— start of DATA PROVIDED —

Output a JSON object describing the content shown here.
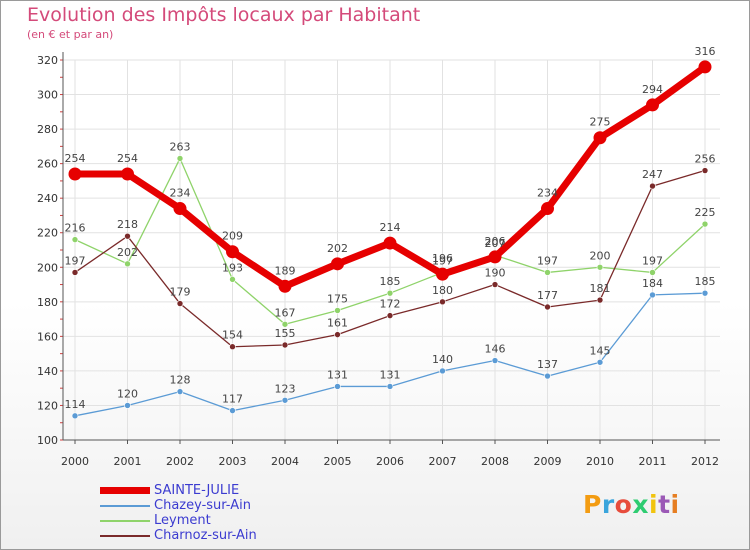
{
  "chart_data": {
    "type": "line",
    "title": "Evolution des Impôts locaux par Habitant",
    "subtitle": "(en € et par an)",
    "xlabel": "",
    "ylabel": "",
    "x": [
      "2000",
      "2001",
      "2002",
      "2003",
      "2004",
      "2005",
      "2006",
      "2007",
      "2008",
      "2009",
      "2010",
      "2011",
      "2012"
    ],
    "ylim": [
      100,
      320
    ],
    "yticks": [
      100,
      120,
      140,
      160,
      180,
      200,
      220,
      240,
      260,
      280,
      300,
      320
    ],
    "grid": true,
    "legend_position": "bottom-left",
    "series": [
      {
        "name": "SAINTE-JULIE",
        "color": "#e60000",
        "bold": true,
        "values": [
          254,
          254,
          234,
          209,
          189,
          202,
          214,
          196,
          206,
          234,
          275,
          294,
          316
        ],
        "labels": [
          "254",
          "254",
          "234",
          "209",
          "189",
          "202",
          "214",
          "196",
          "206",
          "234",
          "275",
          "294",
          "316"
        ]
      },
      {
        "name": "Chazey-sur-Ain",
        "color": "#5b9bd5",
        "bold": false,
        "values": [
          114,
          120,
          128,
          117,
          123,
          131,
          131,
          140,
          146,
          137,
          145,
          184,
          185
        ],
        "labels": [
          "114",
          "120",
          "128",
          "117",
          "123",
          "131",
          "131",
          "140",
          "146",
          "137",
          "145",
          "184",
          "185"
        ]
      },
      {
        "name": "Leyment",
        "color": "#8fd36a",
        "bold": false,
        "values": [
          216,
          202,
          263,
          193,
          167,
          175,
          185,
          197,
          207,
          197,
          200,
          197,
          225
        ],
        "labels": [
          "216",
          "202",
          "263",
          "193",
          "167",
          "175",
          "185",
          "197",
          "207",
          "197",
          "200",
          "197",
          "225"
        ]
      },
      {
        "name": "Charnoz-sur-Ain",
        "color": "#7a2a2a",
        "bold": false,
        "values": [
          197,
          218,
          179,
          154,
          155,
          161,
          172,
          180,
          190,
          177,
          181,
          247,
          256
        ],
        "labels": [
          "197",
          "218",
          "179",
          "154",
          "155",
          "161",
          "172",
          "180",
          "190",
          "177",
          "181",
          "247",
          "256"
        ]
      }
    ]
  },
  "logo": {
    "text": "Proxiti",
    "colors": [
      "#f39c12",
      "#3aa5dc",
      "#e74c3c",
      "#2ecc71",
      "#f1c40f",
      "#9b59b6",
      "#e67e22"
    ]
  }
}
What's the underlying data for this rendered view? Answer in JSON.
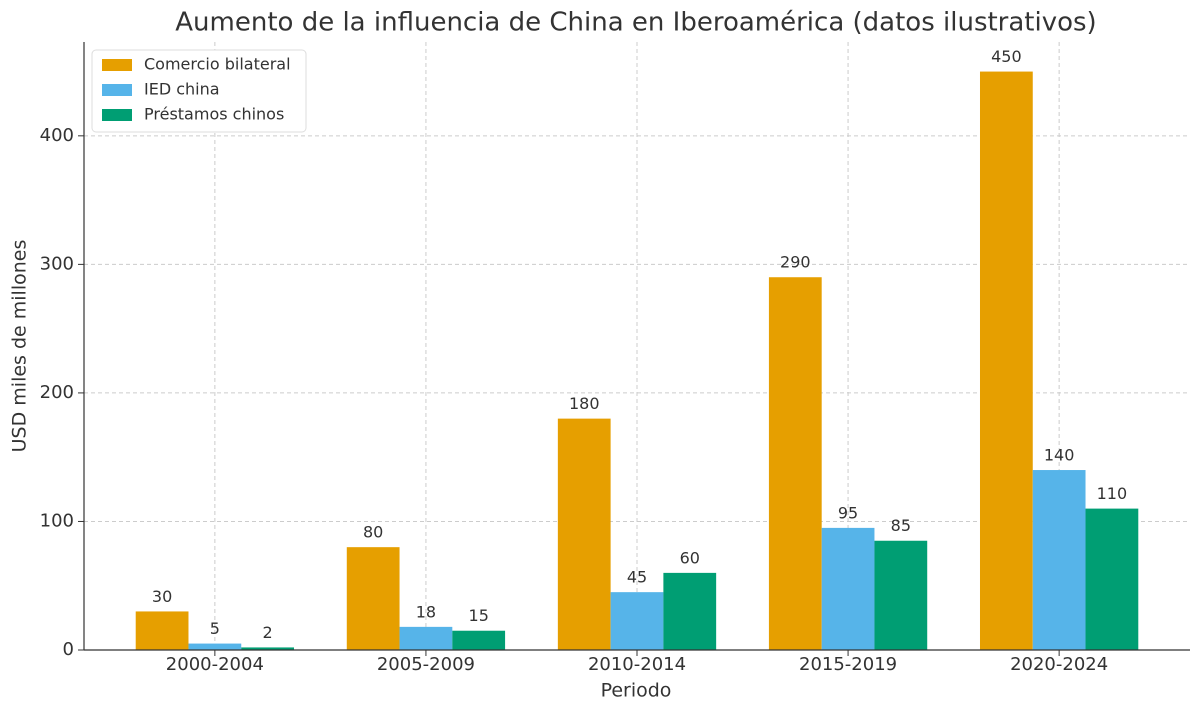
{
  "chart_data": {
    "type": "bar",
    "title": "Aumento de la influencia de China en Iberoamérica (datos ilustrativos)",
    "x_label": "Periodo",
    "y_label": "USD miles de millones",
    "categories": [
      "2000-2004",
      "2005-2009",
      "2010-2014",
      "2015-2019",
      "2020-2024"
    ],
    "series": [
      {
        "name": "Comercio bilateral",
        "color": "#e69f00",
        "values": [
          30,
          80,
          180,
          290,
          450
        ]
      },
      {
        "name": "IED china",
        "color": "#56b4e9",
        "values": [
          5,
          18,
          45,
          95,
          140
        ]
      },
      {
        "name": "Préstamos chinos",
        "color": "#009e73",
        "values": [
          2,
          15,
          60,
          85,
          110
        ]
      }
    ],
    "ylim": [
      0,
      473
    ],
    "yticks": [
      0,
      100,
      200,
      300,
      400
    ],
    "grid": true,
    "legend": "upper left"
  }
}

— end of DATA PROVIDED —

> [STATED PROBLEM] Retype each entry precisely. Skip images entirely.

> [ANSWER FOR THIS EXERCISE]
Output a JSON object describing the content shown here.
{
  "chart_data": {
    "type": "line",
    "title": "Evolution des Impôts locaux par Habitant",
    "subtitle": "(en € et par an)",
    "xlabel": "",
    "ylabel": "",
    "x": [
      "2000",
      "2001",
      "2002",
      "2003",
      "2004",
      "2005",
      "2006",
      "2007",
      "2008",
      "2009",
      "2010",
      "2011",
      "2012"
    ],
    "ylim": [
      100,
      320
    ],
    "yticks": [
      100,
      120,
      140,
      160,
      180,
      200,
      220,
      240,
      260,
      280,
      300,
      320
    ],
    "grid": true,
    "legend_position": "bottom-left",
    "series": [
      {
        "name": "SAINTE-JULIE",
        "color": "#e60000",
        "bold": true,
        "values": [
          254,
          254,
          234,
          209,
          189,
          202,
          214,
          196,
          206,
          234,
          275,
          294,
          316
        ],
        "labels": [
          "254",
          "254",
          "234",
          "209",
          "189",
          "202",
          "214",
          "196",
          "206",
          "234",
          "275",
          "294",
          "316"
        ]
      },
      {
        "name": "Chazey-sur-Ain",
        "color": "#5b9bd5",
        "bold": false,
        "values": [
          114,
          120,
          128,
          117,
          123,
          131,
          131,
          140,
          146,
          137,
          145,
          184,
          185
        ],
        "labels": [
          "114",
          "120",
          "128",
          "117",
          "123",
          "131",
          "131",
          "140",
          "146",
          "137",
          "145",
          "184",
          "185"
        ]
      },
      {
        "name": "Leyment",
        "color": "#8fd36a",
        "bold": false,
        "values": [
          216,
          202,
          263,
          193,
          167,
          175,
          185,
          197,
          207,
          197,
          200,
          197,
          225
        ],
        "labels": [
          "216",
          "202",
          "263",
          "193",
          "167",
          "175",
          "185",
          "197",
          "207",
          "197",
          "200",
          "197",
          "225"
        ]
      },
      {
        "name": "Charnoz-sur-Ain",
        "color": "#7a2a2a",
        "bold": false,
        "values": [
          197,
          218,
          179,
          154,
          155,
          161,
          172,
          180,
          190,
          177,
          181,
          247,
          256
        ],
        "labels": [
          "197",
          "218",
          "179",
          "154",
          "155",
          "161",
          "172",
          "180",
          "190",
          "177",
          "181",
          "247",
          "256"
        ]
      }
    ]
  },
  "logo": {
    "text": "Proxiti",
    "colors": [
      "#f39c12",
      "#3aa5dc",
      "#e74c3c",
      "#2ecc71",
      "#f1c40f",
      "#9b59b6",
      "#e67e22"
    ]
  }
}
What's the underlying data for this rendered view? Answer in JSON.
{
  "chart_data": {
    "type": "bar",
    "title": "Aumento de la influencia de China en Iberoamérica (datos ilustrativos)",
    "x_label": "Periodo",
    "y_label": "USD miles de millones",
    "categories": [
      "2000-2004",
      "2005-2009",
      "2010-2014",
      "2015-2019",
      "2020-2024"
    ],
    "series": [
      {
        "name": "Comercio bilateral",
        "color": "#e69f00",
        "values": [
          30,
          80,
          180,
          290,
          450
        ]
      },
      {
        "name": "IED china",
        "color": "#56b4e9",
        "values": [
          5,
          18,
          45,
          95,
          140
        ]
      },
      {
        "name": "Préstamos chinos",
        "color": "#009e73",
        "values": [
          2,
          15,
          60,
          85,
          110
        ]
      }
    ],
    "ylim": [
      0,
      473
    ],
    "yticks": [
      0,
      100,
      200,
      300,
      400
    ],
    "grid": true,
    "legend": "upper left"
  }
}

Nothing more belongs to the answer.